++++ Dataset extract

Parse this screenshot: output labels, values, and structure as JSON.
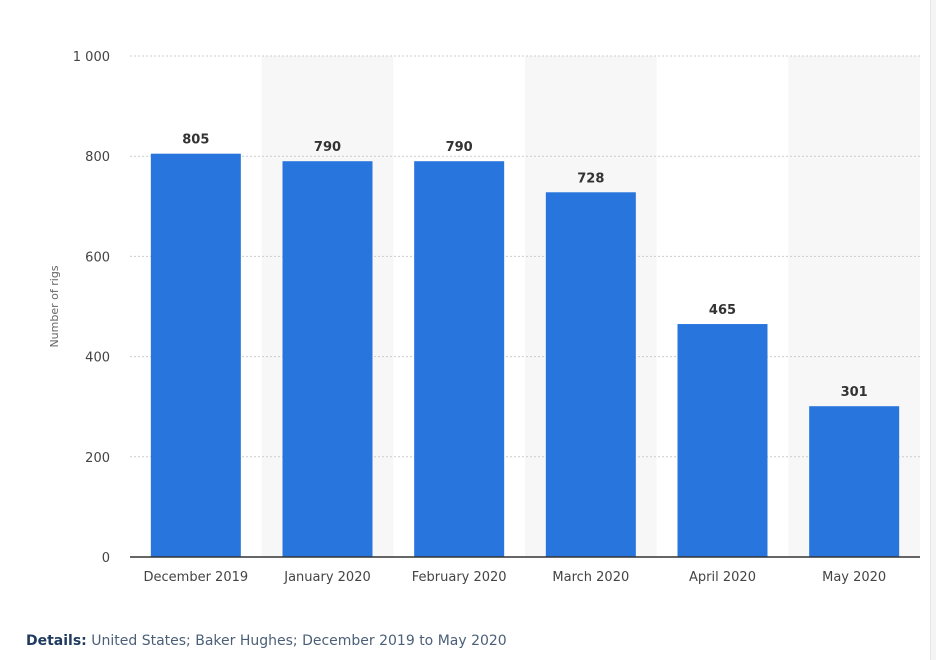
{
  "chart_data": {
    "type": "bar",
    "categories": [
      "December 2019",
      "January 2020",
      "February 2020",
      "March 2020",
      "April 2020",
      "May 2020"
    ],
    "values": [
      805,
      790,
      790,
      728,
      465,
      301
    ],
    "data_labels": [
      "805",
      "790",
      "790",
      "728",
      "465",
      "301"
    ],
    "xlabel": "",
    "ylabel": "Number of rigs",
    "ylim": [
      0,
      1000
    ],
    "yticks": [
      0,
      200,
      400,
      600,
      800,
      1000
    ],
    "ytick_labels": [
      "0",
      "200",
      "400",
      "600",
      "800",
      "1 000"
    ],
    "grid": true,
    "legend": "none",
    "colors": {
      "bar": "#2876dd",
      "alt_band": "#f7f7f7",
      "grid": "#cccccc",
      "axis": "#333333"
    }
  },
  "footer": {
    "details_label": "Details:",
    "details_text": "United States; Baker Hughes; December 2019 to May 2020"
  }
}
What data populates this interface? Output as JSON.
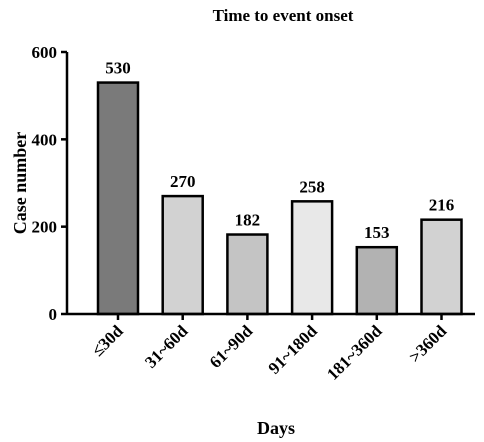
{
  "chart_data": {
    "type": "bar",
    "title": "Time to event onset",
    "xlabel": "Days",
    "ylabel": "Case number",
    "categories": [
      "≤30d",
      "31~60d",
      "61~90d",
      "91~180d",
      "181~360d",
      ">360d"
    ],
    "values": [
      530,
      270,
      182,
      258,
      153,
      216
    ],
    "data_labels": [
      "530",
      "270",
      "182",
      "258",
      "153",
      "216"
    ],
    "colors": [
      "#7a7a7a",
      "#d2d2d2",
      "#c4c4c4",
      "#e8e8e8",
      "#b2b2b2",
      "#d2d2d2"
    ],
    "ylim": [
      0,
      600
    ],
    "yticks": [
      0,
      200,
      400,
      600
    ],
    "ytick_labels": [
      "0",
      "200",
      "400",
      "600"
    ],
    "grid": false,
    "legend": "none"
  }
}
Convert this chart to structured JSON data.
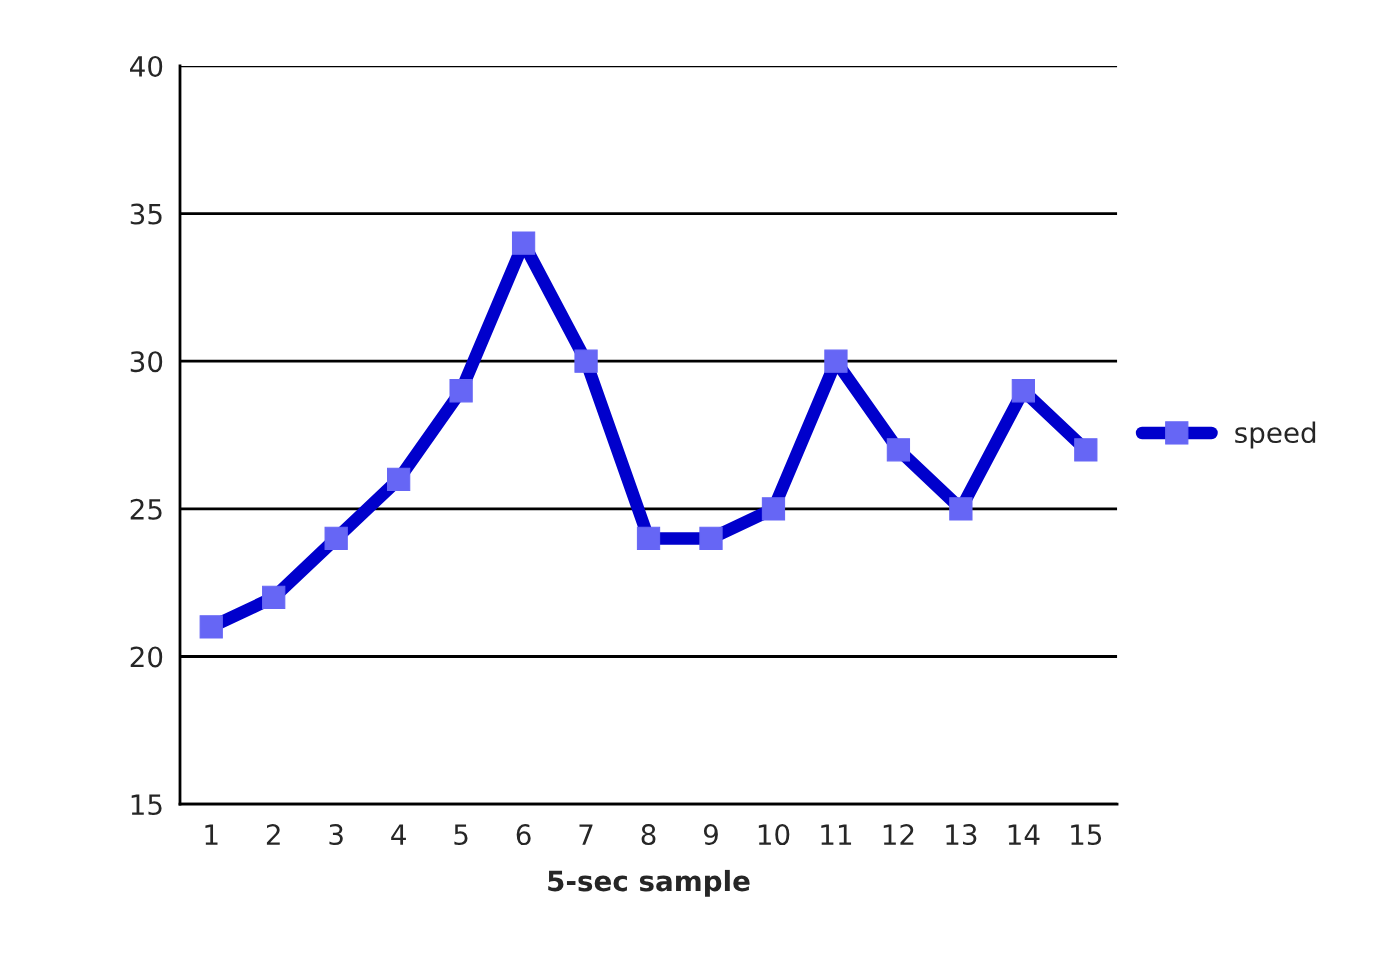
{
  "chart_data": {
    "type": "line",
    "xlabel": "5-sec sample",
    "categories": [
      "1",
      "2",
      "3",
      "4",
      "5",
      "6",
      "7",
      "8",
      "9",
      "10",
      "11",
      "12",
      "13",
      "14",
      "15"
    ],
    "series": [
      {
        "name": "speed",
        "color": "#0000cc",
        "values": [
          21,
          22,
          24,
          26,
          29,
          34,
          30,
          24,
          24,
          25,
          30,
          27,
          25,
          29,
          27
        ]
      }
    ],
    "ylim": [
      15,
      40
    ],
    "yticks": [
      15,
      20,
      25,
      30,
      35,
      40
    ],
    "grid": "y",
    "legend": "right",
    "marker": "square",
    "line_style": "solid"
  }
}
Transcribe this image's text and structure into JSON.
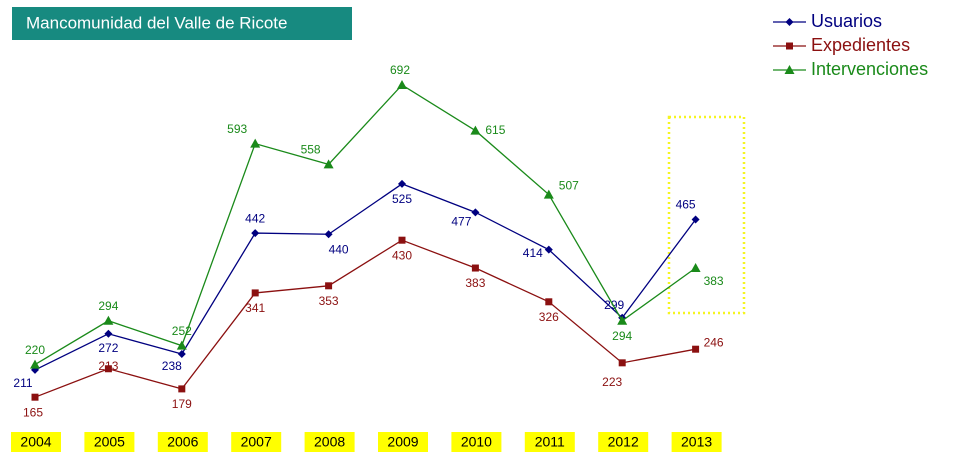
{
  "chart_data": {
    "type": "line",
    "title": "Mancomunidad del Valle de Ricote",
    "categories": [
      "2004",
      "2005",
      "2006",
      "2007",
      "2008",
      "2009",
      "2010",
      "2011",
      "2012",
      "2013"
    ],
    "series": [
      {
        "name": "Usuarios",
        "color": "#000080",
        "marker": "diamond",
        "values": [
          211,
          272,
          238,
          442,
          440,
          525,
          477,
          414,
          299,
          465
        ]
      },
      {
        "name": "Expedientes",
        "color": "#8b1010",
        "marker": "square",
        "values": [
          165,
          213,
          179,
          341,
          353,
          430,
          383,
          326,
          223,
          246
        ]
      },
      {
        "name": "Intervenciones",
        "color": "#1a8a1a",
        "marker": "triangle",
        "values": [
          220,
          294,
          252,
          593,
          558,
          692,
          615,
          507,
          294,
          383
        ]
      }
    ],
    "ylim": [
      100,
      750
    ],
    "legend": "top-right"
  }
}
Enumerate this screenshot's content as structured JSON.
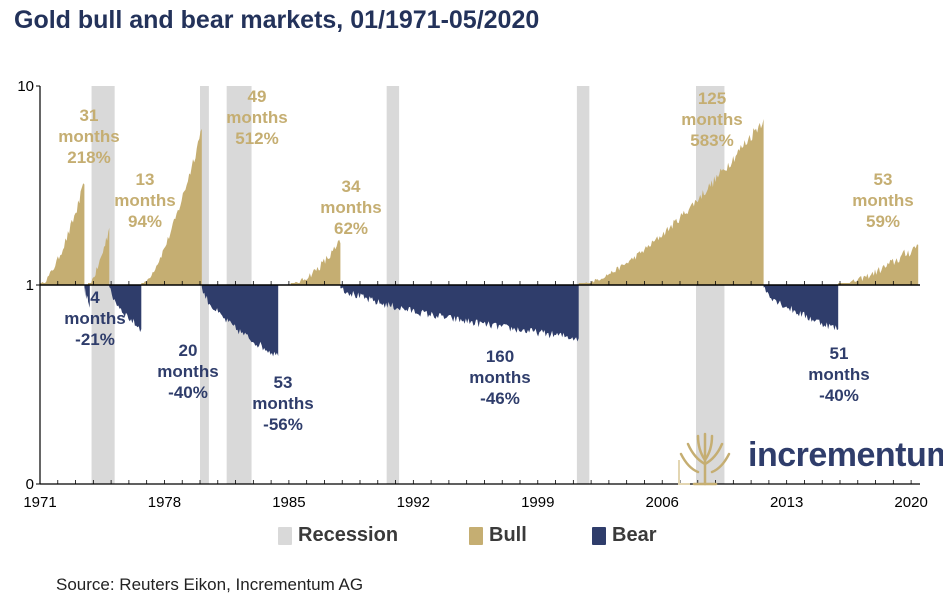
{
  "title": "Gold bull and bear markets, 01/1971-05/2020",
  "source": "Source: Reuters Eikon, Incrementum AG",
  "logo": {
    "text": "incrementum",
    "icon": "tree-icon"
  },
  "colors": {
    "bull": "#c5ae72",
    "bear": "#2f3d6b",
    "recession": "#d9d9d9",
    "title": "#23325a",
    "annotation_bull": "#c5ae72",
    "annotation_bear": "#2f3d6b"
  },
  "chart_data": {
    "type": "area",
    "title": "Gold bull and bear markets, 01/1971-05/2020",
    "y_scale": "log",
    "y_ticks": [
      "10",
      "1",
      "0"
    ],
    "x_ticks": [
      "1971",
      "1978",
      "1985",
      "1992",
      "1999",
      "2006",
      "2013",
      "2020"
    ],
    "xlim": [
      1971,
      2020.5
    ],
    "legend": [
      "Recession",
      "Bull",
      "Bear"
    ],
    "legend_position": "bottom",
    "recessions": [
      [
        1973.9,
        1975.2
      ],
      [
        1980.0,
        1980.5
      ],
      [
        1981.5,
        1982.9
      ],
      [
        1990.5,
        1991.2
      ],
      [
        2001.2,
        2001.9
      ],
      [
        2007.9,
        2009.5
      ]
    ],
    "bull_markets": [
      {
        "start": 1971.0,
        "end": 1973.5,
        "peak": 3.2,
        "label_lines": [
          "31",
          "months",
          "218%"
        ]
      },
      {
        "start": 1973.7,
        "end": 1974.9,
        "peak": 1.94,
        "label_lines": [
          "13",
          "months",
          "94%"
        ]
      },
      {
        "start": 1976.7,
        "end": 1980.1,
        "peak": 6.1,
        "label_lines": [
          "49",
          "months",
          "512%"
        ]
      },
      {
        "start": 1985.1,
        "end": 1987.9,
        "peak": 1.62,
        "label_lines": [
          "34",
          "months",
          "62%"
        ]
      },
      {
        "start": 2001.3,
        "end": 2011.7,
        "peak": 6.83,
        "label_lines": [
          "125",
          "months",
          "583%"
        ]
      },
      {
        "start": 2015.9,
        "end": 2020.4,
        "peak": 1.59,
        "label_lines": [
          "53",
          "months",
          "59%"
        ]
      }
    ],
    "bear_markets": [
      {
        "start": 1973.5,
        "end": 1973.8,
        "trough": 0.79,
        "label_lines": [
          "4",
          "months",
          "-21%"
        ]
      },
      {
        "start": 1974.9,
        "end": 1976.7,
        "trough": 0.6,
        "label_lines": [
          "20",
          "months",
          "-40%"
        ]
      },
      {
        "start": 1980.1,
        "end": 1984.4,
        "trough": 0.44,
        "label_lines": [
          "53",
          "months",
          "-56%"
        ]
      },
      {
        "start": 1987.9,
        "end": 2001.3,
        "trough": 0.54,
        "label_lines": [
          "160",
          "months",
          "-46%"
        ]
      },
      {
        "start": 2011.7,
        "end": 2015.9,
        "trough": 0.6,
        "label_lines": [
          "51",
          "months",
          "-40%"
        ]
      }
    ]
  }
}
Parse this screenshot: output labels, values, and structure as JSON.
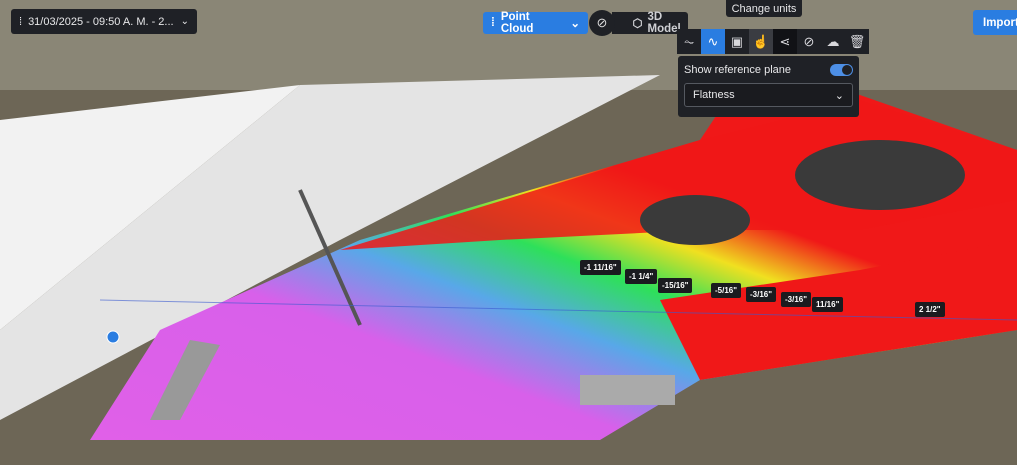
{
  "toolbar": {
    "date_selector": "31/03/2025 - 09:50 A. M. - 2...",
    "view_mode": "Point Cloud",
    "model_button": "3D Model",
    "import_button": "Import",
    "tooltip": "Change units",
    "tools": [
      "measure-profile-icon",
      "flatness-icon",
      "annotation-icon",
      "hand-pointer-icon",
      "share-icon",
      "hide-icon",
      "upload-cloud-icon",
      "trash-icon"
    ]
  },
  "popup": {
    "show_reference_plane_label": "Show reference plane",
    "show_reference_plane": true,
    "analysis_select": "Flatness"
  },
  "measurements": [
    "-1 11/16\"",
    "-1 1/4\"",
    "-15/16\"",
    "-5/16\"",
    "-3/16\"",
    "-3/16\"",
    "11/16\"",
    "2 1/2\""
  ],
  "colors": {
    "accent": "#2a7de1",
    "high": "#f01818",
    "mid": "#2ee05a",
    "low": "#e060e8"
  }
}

++++++++

Pictures in the records above are left out; print everything else exactly as written.

Task solution ▸
Parse this screenshot: output labels, values, and structure as JSON.
{
  "chart_data": {
    "type": "bar",
    "categories": [
      "December 2019",
      "January 2020",
      "February 2020",
      "March 2020",
      "April 2020",
      "May 2020"
    ],
    "values": [
      805,
      790,
      790,
      728,
      465,
      301
    ],
    "data_labels": [
      "805",
      "790",
      "790",
      "728",
      "465",
      "301"
    ],
    "xlabel": "",
    "ylabel": "Number of rigs",
    "ylim": [
      0,
      1000
    ],
    "yticks": [
      0,
      200,
      400,
      600,
      800,
      1000
    ],
    "ytick_labels": [
      "0",
      "200",
      "400",
      "600",
      "800",
      "1 000"
    ],
    "grid": true,
    "legend": "none",
    "colors": {
      "bar": "#2876dd",
      "alt_band": "#f7f7f7",
      "grid": "#cccccc",
      "axis": "#333333"
    }
  },
  "footer": {
    "details_label": "Details:",
    "details_text": "United States; Baker Hughes; December 2019 to May 2020"
  }
}
What data populates this interface? Output as JSON.
{
  "chart_data": {
    "type": "bar",
    "title": "Time to event onset",
    "xlabel": "Days",
    "ylabel": "Case number",
    "categories": [
      "≤30d",
      "31~60d",
      "61~90d",
      "91~180d",
      "181~360d",
      ">360d"
    ],
    "values": [
      530,
      270,
      182,
      258,
      153,
      216
    ],
    "data_labels": [
      "530",
      "270",
      "182",
      "258",
      "153",
      "216"
    ],
    "colors": [
      "#7a7a7a",
      "#d2d2d2",
      "#c4c4c4",
      "#e8e8e8",
      "#b2b2b2",
      "#d2d2d2"
    ],
    "ylim": [
      0,
      600
    ],
    "yticks": [
      0,
      200,
      400,
      600
    ],
    "ytick_labels": [
      "0",
      "200",
      "400",
      "600"
    ],
    "grid": false,
    "legend": "none"
  }
}
Convert this chart to structured JSON data.
{
  "chart_data": {
    "type": "line",
    "xlabel": "5-sec sample",
    "categories": [
      "1",
      "2",
      "3",
      "4",
      "5",
      "6",
      "7",
      "8",
      "9",
      "10",
      "11",
      "12",
      "13",
      "14",
      "15"
    ],
    "series": [
      {
        "name": "speed",
        "color": "#0000cc",
        "values": [
          21,
          22,
          24,
          26,
          29,
          34,
          30,
          24,
          24,
          25,
          30,
          27,
          25,
          29,
          27
        ]
      }
    ],
    "ylim": [
      15,
      40
    ],
    "yticks": [
      15,
      20,
      25,
      30,
      35,
      40
    ],
    "grid": "y",
    "legend": "right",
    "marker": "square",
    "line_style": "solid"
  }
}
Transcribe this image's text and structure into JSON.
{
  "chart_data": {
    "type": "line",
    "title": "Mancomunidad del Valle de Ricote",
    "categories": [
      "2004",
      "2005",
      "2006",
      "2007",
      "2008",
      "2009",
      "2010",
      "2011",
      "2012",
      "2013"
    ],
    "series": [
      {
        "name": "Usuarios",
        "color": "#000080",
        "marker": "diamond",
        "values": [
          211,
          272,
          238,
          442,
          440,
          525,
          477,
          414,
          299,
          465
        ]
      },
      {
        "name": "Expedientes",
        "color": "#8b1010",
        "marker": "square",
        "values": [
          165,
          213,
          179,
          341,
          353,
          430,
          383,
          326,
          223,
          246
        ]
      },
      {
        "name": "Intervenciones",
        "color": "#1a8a1a",
        "marker": "triangle",
        "values": [
          220,
          294,
          252,
          593,
          558,
          692,
          615,
          507,
          294,
          383
        ]
      }
    ],
    "ylim": [
      100,
      750
    ],
    "legend": "top-right"
  }
}
Enumerate this screenshot's content as structured JSON.
{
  "title": "Gold bull and bear markets, 01/1971-05/2020",
  "source": "Source: Reuters Eikon, Incrementum AG",
  "logo": {
    "text": "incrementum",
    "icon": "tree-icon"
  },
  "colors": {
    "bull": "#c5ae72",
    "bear": "#2f3d6b",
    "recession": "#d9d9d9",
    "title": "#23325a",
    "annotation_bull": "#c5ae72",
    "annotation_bear": "#2f3d6b"
  },
  "chart_data": {
    "type": "area",
    "title": "Gold bull and bear markets, 01/1971-05/2020",
    "y_scale": "log",
    "y_ticks": [
      "10",
      "1",
      "0"
    ],
    "x_ticks": [
      "1971",
      "1978",
      "1985",
      "1992",
      "1999",
      "2006",
      "2013",
      "2020"
    ],
    "xlim": [
      1971,
      2020.5
    ],
    "legend": [
      "Recession",
      "Bull",
      "Bear"
    ],
    "legend_position": "bottom",
    "recessions": [
      [
        1973.9,
        1975.2
      ],
      [
        1980.0,
        1980.5
      ],
      [
        1981.5,
        1982.9
      ],
      [
        1990.5,
        1991.2
      ],
      [
        2001.2,
        2001.9
      ],
      [
        2007.9,
        2009.5
      ]
    ],
    "bull_markets": [
      {
        "start": 1971.0,
        "end": 1973.5,
        "peak": 3.2,
        "label_lines": [
          "31",
          "months",
          "218%"
        ]
      },
      {
        "start": 1973.7,
        "end": 1974.9,
        "peak": 1.94,
        "label_lines": [
          "13",
          "months",
          "94%"
        ]
      },
      {
        "start": 1976.7,
        "end": 1980.1,
        "peak": 6.1,
        "label_lines": [
          "49",
          "months",
          "512%"
        ]
      },
      {
        "start": 1985.1,
        "end": 1987.9,
        "peak": 1.62,
        "label_lines": [
          "34",
          "months",
          "62%"
        ]
      },
      {
        "start": 2001.3,
        "end": 2011.7,
        "peak": 6.83,
        "label_lines": [
          "125",
          "months",
          "583%"
        ]
      },
      {
        "start": 2015.9,
        "end": 2020.4,
        "peak": 1.59,
        "label_lines": [
          "53",
          "months",
          "59%"
        ]
      }
    ],
    "bear_markets": [
      {
        "start": 1973.5,
        "end": 1973.8,
        "trough": 0.79,
        "label_lines": [
          "4",
          "months",
          "-21%"
        ]
      },
      {
        "start": 1974.9,
        "end": 1976.7,
        "trough": 0.6,
        "label_lines": [
          "20",
          "months",
          "-40%"
        ]
      },
      {
        "start": 1980.1,
        "end": 1984.4,
        "trough": 0.44,
        "label_lines": [
          "53",
          "months",
          "-56%"
        ]
      },
      {
        "start": 1987.9,
        "end": 2001.3,
        "trough": 0.54,
        "label_lines": [
          "160",
          "months",
          "-46%"
        ]
      },
      {
        "start": 2011.7,
        "end": 2015.9,
        "trough": 0.6,
        "label_lines": [
          "51",
          "months",
          "-40%"
        ]
      }
    ]
  }
}
Parse this screenshot: output labels, values, and structure as JSON.
{
  "toolbar": {
    "date_selector": "31/03/2025 - 09:50 A. M. - 2...",
    "view_mode": "Point Cloud",
    "model_button": "3D Model",
    "import_button": "Import",
    "tooltip": "Change units",
    "tools": [
      "measure-profile-icon",
      "flatness-icon",
      "annotation-icon",
      "hand-pointer-icon",
      "share-icon",
      "hide-icon",
      "upload-cloud-icon",
      "trash-icon"
    ]
  },
  "popup": {
    "show_reference_plane_label": "Show reference plane",
    "show_reference_plane": true,
    "analysis_select": "Flatness"
  },
  "measurements": [
    "-1 11/16\"",
    "-1 1/4\"",
    "-15/16\"",
    "-5/16\"",
    "-3/16\"",
    "-3/16\"",
    "11/16\"",
    "2 1/2\""
  ],
  "colors": {
    "accent": "#2a7de1",
    "high": "#f01818",
    "mid": "#2ee05a",
    "low": "#e060e8"
  }
}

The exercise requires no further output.